▶ **Task goal**: Output the data verbatim, with nothing added or dropped.

+++++

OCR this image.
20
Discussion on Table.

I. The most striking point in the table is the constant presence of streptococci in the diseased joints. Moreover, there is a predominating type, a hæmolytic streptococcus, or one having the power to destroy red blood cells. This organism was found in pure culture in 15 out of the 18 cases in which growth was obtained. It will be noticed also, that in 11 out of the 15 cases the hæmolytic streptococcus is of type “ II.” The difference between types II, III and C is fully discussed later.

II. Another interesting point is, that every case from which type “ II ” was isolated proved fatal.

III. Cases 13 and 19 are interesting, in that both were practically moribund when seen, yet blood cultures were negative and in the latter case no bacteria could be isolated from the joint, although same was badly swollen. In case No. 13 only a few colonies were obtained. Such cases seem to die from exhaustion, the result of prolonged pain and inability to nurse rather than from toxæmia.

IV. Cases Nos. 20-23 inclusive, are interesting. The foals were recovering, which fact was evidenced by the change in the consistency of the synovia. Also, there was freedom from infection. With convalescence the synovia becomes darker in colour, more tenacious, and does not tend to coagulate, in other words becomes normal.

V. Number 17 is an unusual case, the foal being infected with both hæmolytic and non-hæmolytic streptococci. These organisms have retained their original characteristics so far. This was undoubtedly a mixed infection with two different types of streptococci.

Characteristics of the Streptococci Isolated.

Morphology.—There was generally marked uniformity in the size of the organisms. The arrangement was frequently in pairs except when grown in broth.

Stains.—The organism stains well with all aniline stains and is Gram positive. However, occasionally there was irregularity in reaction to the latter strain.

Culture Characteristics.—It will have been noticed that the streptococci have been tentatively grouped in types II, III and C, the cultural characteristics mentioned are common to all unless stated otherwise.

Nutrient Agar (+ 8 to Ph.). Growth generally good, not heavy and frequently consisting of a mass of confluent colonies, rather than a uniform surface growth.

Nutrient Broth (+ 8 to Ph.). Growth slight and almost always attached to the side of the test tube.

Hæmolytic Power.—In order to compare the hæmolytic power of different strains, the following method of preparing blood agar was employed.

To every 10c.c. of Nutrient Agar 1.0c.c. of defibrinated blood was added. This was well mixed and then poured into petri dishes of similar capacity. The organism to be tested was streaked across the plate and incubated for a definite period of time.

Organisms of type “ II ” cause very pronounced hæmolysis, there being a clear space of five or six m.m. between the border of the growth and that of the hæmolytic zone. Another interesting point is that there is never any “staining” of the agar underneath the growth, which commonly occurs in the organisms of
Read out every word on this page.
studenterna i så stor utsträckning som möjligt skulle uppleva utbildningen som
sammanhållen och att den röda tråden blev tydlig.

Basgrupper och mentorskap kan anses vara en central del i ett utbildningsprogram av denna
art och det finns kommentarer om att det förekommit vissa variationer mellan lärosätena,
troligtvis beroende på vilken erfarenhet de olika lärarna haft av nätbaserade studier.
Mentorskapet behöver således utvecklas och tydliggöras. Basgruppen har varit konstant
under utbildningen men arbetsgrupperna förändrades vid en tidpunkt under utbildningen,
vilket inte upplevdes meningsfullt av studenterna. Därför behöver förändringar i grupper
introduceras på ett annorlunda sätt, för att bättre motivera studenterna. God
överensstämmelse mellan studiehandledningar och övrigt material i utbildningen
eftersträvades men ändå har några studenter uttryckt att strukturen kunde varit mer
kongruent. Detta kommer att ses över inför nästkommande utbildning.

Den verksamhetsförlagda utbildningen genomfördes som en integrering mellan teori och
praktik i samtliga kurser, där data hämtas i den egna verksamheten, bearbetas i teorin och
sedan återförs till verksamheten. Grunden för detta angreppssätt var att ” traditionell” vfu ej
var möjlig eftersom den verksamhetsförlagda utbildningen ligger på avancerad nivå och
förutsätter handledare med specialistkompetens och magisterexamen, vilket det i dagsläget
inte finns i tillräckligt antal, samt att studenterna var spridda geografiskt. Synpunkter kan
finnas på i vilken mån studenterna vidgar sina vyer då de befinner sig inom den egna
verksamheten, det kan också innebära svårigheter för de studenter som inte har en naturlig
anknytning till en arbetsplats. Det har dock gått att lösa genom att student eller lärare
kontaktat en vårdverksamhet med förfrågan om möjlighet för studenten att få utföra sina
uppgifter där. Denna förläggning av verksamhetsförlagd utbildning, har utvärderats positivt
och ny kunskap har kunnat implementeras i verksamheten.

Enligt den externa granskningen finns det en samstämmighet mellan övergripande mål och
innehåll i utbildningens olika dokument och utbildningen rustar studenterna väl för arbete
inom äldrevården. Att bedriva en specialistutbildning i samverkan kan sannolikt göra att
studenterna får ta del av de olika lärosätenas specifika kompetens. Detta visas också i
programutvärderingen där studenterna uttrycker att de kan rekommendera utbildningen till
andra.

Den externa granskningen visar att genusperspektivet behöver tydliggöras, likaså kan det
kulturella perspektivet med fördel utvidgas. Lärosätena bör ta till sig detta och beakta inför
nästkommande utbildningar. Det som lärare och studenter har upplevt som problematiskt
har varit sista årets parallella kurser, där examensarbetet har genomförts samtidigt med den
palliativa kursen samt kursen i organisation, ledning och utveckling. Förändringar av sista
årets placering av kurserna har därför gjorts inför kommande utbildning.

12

+++++

▶ **Answer area**:
OCR this image.
20
Discussion on Table.

I. The most striking point in the table is the constant presence of streptococci in the diseased joints. Moreover, there is a predominating type, a hæmolytic streptococcus, or one having the power to destroy red blood cells. This organism was found in pure culture in 15 out of the 18 cases in which growth was obtained. It will be noticed also, that in 11 out of the 15 cases the hæmolytic streptococcus is of type “ II.” The difference between types II, III and C is fully discussed later.

II. Another interesting point is, that every case from which type “ II ” was isolated proved fatal.

III. Cases 13 and 19 are interesting, in that both were practically moribund when seen, yet blood cultures were negative and in the latter case no bacteria could be isolated from the joint, although same was badly swollen. In case No. 13 only a few colonies were obtained. Such cases seem to die from exhaustion, the result of prolonged pain and inability to nurse rather than from toxæmia.

IV. Cases Nos. 20-23 inclusive, are interesting. The foals were recovering, which fact was evidenced by the change in the consistency of the synovia. Also, there was freedom from infection. With convalescence the synovia becomes darker in colour, more tenacious, and does not tend to coagulate, in other words becomes normal.

V. Number 17 is an unusual case, the foal being infected with both hæmolytic and non-hæmolytic streptococci. These organisms have retained their original characteristics so far. This was undoubtedly a mixed infection with two different types of streptococci.

Characteristics of the Streptococci Isolated.

Morphology.—There was generally marked uniformity in the size of the organisms. The arrangement was frequently in pairs except when grown in broth.

Stains.—The organism stains well with all aniline stains and is Gram positive. However, occasionally there was irregularity in reaction to the latter strain.

Culture Characteristics.—It will have been noticed that the streptococci have been tentatively grouped in types II, III and C, the cultural characteristics mentioned are common to all unless stated otherwise.

Nutrient Agar (+ 8 to Ph.). Growth generally good, not heavy and frequently consisting of a mass of confluent colonies, rather than a uniform surface growth.

Nutrient Broth (+ 8 to Ph.). Growth slight and almost always attached to the side of the test tube.

Hæmolytic Power.—In order to compare the hæmolytic power of different strains, the following method of preparing blood agar was employed.

To every 10c.c. of Nutrient Agar 1.0c.c. of defibrinated blood was added. This was well mixed and then poured into petri dishes of similar capacity. The organism to be tested was streaked across the plate and incubated for a definite period of time.

Organisms of type “ II ” cause very pronounced hæmolysis, there being a clear space of five or six m.m. between the border of the growth and that of the hæmolytic zone. Another interesting point is that there is never any “staining” of the agar underneath the growth, which commonly occurs in the organisms of
Read out every word on this page.
studenterna i så stor utsträckning som möjligt skulle uppleva utbildningen som
sammanhållen och att den röda tråden blev tydlig.

Basgrupper och mentorskap kan anses vara en central del i ett utbildningsprogram av denna
art och det finns kommentarer om att det förekommit vissa variationer mellan lärosätena,
troligtvis beroende på vilken erfarenhet de olika lärarna haft av nätbaserade studier.
Mentorskapet behöver således utvecklas och tydliggöras. Basgruppen har varit konstant
under utbildningen men arbetsgrupperna förändrades vid en tidpunkt under utbildningen,
vilket inte upplevdes meningsfullt av studenterna. Därför behöver förändringar i grupper
introduceras på ett annorlunda sätt, för att bättre motivera studenterna. God
överensstämmelse mellan studiehandledningar och övrigt material i utbildningen
eftersträvades men ändå har några studenter uttryckt att strukturen kunde varit mer
kongruent. Detta kommer att ses över inför nästkommande utbildning.

Den verksamhetsförlagda utbildningen genomfördes som en integrering mellan teori och
praktik i samtliga kurser, där data hämtas i den egna verksamheten, bearbetas i teorin och
sedan återförs till verksamheten. Grunden för detta angreppssätt var att ” traditionell” vfu ej
var möjlig eftersom den verksamhetsförlagda utbildningen ligger på avancerad nivå och
förutsätter handledare med specialistkompetens och magisterexamen, vilket det i dagsläget
inte finns i tillräckligt antal, samt att studenterna var spridda geografiskt. Synpunkter kan
finnas på i vilken mån studenterna vidgar sina vyer då de befinner sig inom den egna
verksamheten, det kan också innebära svårigheter för de studenter som inte har en naturlig
anknytning till en arbetsplats. Det har dock gått att lösa genom att student eller lärare
kontaktat en vårdverksamhet med förfrågan om möjlighet för studenten att få utföra sina
uppgifter där. Denna förläggning av verksamhetsförlagd utbildning, har utvärderats positivt
och ny kunskap har kunnat implementeras i verksamheten.

Enligt den externa granskningen finns det en samstämmighet mellan övergripande mål och
innehåll i utbildningens olika dokument och utbildningen rustar studenterna väl för arbete
inom äldrevården. Att bedriva en specialistutbildning i samverkan kan sannolikt göra att
studenterna får ta del av de olika lärosätenas specifika kompetens. Detta visas också i
programutvärderingen där studenterna uttrycker att de kan rekommendera utbildningen till
andra.

Den externa granskningen visar att genusperspektivet behöver tydliggöras, likaså kan det
kulturella perspektivet med fördel utvidgas. Lärosätena bör ta till sig detta och beakta inför
nästkommande utbildningar. Det som lärare och studenter har upplevt som problematiskt
har varit sista årets parallella kurser, där examensarbetet har genomförts samtidigt med den
palliativa kursen samt kursen i organisation, ledning och utveckling. Förändringar av sista
årets placering av kurserna har därför gjorts inför kommande utbildning.

12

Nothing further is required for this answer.